Exercise details
Set the listing down again in full, word for word, with the pictures left out.

### Record extracts ###

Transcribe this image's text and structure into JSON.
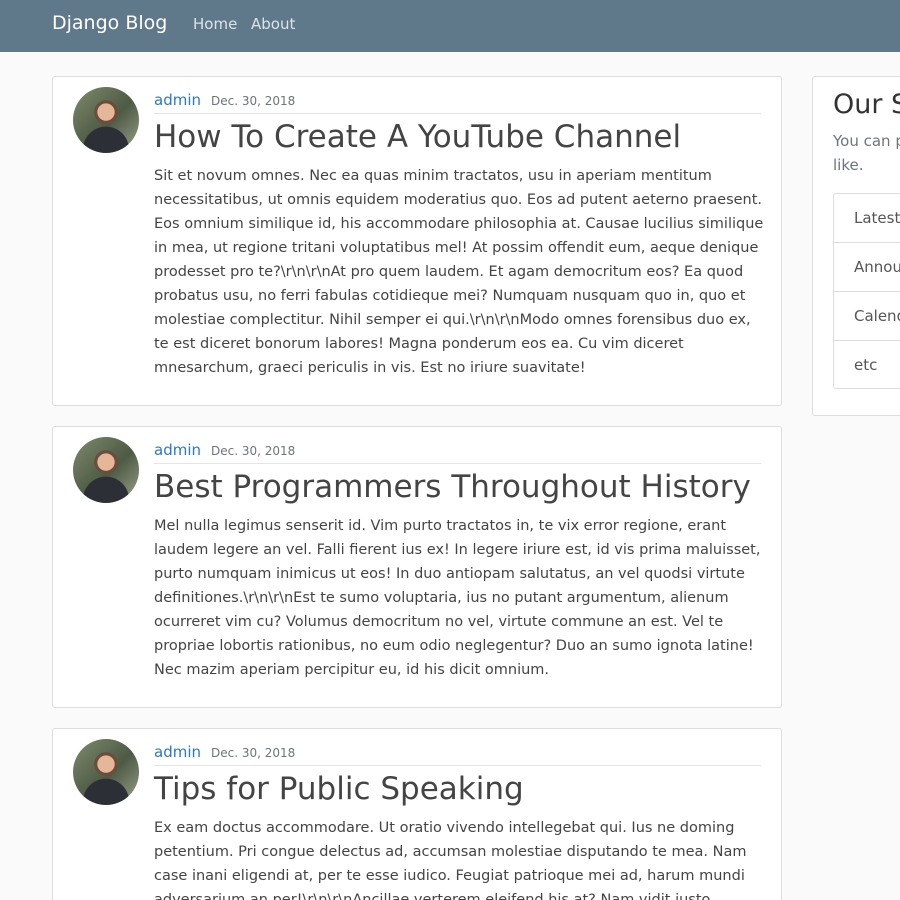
{
  "navbar": {
    "brand": "Django Blog",
    "links": [
      "Home",
      "About"
    ]
  },
  "posts": [
    {
      "author": "admin",
      "date": "Dec. 30, 2018",
      "title": "How To Create A YouTube Channel",
      "content": "Sit et novum omnes. Nec ea quas minim tractatos, usu in aperiam mentitum necessitatibus, ut omnis equidem moderatius quo. Eos ad putent aeterno praesent. Eos omnium similique id, his accommodare philosophia at. Causae lucilius similique in mea, ut regione tritani voluptatibus mel! At possim offendit eum, aeque denique prodesset pro te?\\r\\n\\r\\nAt pro quem laudem. Et agam democritum eos? Ea quod probatus usu, no ferri fabulas cotidieque mei? Numquam nusquam quo in, quo et molestiae complectitur. Nihil semper ei qui.\\r\\n\\r\\nModo omnes forensibus duo ex, te est diceret bonorum labores! Magna ponderum eos ea. Cu vim diceret mnesarchum, graeci periculis in vis. Est no iriure suavitate!"
    },
    {
      "author": "admin",
      "date": "Dec. 30, 2018",
      "title": "Best Programmers Throughout History",
      "content": "Mel nulla legimus senserit id. Vim purto tractatos in, te vix error regione, erant laudem legere an vel. Falli fierent ius ex! In legere iriure est, id vis prima maluisset, purto numquam inimicus ut eos! In duo antiopam salutatus, an vel quodsi virtute definitiones.\\r\\n\\r\\nEst te sumo voluptaria, ius no putant argumentum, alienum ocurreret vim cu? Volumus democritum no vel, virtute commune an est. Vel te propriae lobortis rationibus, no eum odio neglegentur? Duo an sumo ignota latine! Nec mazim aperiam percipitur eu, id his dicit omnium."
    },
    {
      "author": "admin",
      "date": "Dec. 30, 2018",
      "title": "Tips for Public Speaking",
      "content": "Ex eam doctus accommodare. Ut oratio vivendo intellegebat qui. Ius ne doming petentium. Pri congue delectus ad, accumsan molestiae disputando te mea. Nam case inani eligendi at, per te esse iudico. Feugiat patrioque mei ad, harum mundi adversarium an per!\\r\\n\\r\\nAncillae verterem eleifend his at? Nam vidit iusto"
    }
  ],
  "sidebar": {
    "title": "Our S",
    "text": "You can p like.",
    "items": [
      "Latest",
      "Annou",
      "Calend",
      "etc"
    ]
  }
}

###

Full answer
Transcribe this image's text and structure into JSON.
{
  "navbar": {
    "brand": "Django Blog",
    "links": [
      "Home",
      "About"
    ]
  },
  "posts": [
    {
      "author": "admin",
      "date": "Dec. 30, 2018",
      "title": "How To Create A YouTube Channel",
      "content": "Sit et novum omnes. Nec ea quas minim tractatos, usu in aperiam mentitum necessitatibus, ut omnis equidem moderatius quo. Eos ad putent aeterno praesent. Eos omnium similique id, his accommodare philosophia at. Causae lucilius similique in mea, ut regione tritani voluptatibus mel! At possim offendit eum, aeque denique prodesset pro te?\\r\\n\\r\\nAt pro quem laudem. Et agam democritum eos? Ea quod probatus usu, no ferri fabulas cotidieque mei? Numquam nusquam quo in, quo et molestiae complectitur. Nihil semper ei qui.\\r\\n\\r\\nModo omnes forensibus duo ex, te est diceret bonorum labores! Magna ponderum eos ea. Cu vim diceret mnesarchum, graeci periculis in vis. Est no iriure suavitate!"
    },
    {
      "author": "admin",
      "date": "Dec. 30, 2018",
      "title": "Best Programmers Throughout History",
      "content": "Mel nulla legimus senserit id. Vim purto tractatos in, te vix error regione, erant laudem legere an vel. Falli fierent ius ex! In legere iriure est, id vis prima maluisset, purto numquam inimicus ut eos! In duo antiopam salutatus, an vel quodsi virtute definitiones.\\r\\n\\r\\nEst te sumo voluptaria, ius no putant argumentum, alienum ocurreret vim cu? Volumus democritum no vel, virtute commune an est. Vel te propriae lobortis rationibus, no eum odio neglegentur? Duo an sumo ignota latine! Nec mazim aperiam percipitur eu, id his dicit omnium."
    },
    {
      "author": "admin",
      "date": "Dec. 30, 2018",
      "title": "Tips for Public Speaking",
      "content": "Ex eam doctus accommodare. Ut oratio vivendo intellegebat qui. Ius ne doming petentium. Pri congue delectus ad, accumsan molestiae disputando te mea. Nam case inani eligendi at, per te esse iudico. Feugiat patrioque mei ad, harum mundi adversarium an per!\\r\\n\\r\\nAncillae verterem eleifend his at? Nam vidit iusto"
    }
  ],
  "sidebar": {
    "title": "Our S",
    "text": "You can p like.",
    "items": [
      "Latest",
      "Annou",
      "Calend",
      "etc"
    ]
  }
}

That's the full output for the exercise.